# DATA SUPPLIED
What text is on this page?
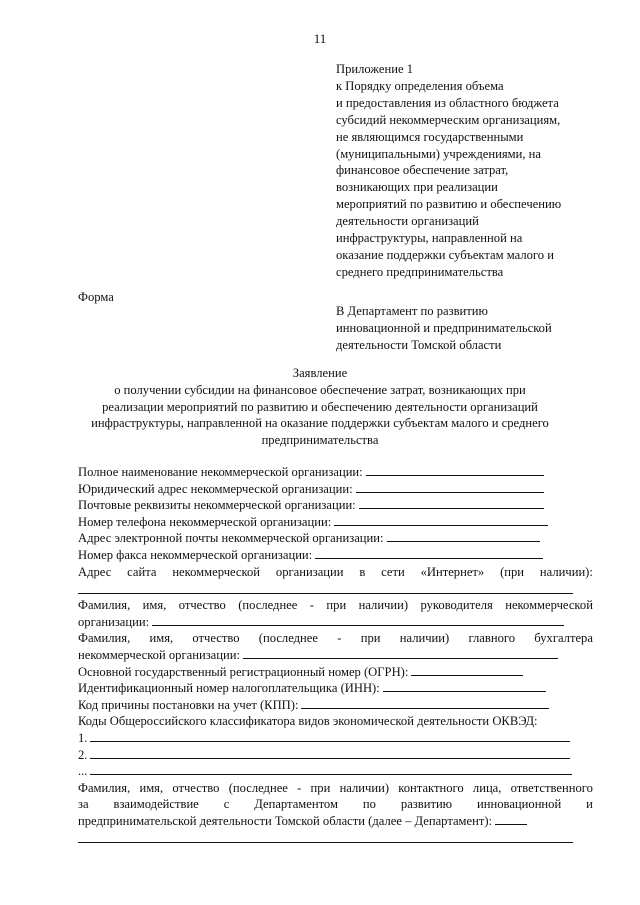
11
Приложение 1
к Порядку определения объема
и предоставления из областного бюджета
субсидий некоммерческим организациям,
не являющимся государственными
(муниципальными) учреждениями, на
финансовое обеспечение затрат,
возникающих при реализации
мероприятий по развитию и обеспечению
деятельности организаций
инфраструктуры, направленной на
оказание поддержки субъектам малого и
среднего предпринимательства
Форма
В Департамент по развитию
инновационной и предпринимательской
деятельности Томской области
Заявление
о получении субсидии на финансовое обеспечение затрат, возникающих при
реализации мероприятий по развитию и обеспечению деятельности организаций
инфраструктуры, направленной на оказание поддержки субъектам малого и среднего
предпринимательства
Полное наименование некоммерческой организации:
Юридический адрес некоммерческой организации:
Почтовые реквизиты некоммерческой организации:
Номер телефона некоммерческой организации:
Адрес электронной почты некоммерческой организации:
Номер факса некоммерческой организации:
Адрес сайта некоммерческой организации в сети «Интернет» (при наличии):
Фамилия, имя, отчество (последнее - при наличии) руководителя некоммерческой
организации:
Фамилия, имя, отчество (последнее - при наличии) главного бухгалтера
некоммерческой организации:
Основной государственный регистрационный номер (ОГРН):
Идентификационный номер налогоплательщика (ИНН):
Код причины постановки на учет (КПП):
Коды Общероссийского классификатора видов экономической деятельности ОКВЭД:
1.
2.
...
Фамилия, имя, отчество (последнее - при наличии) контактного лица, ответственного
за взаимодействие с Департаментом по развитию инновационной и
предпринимательской деятельности Томской области (далее – Департамент):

# WRITTEN PROBLEM
Copy every line in the records above that contains the word "реализации".

# RESPONSE
возникающих при реализации
реализации мероприятий по развитию и обеспечению деятельности организаций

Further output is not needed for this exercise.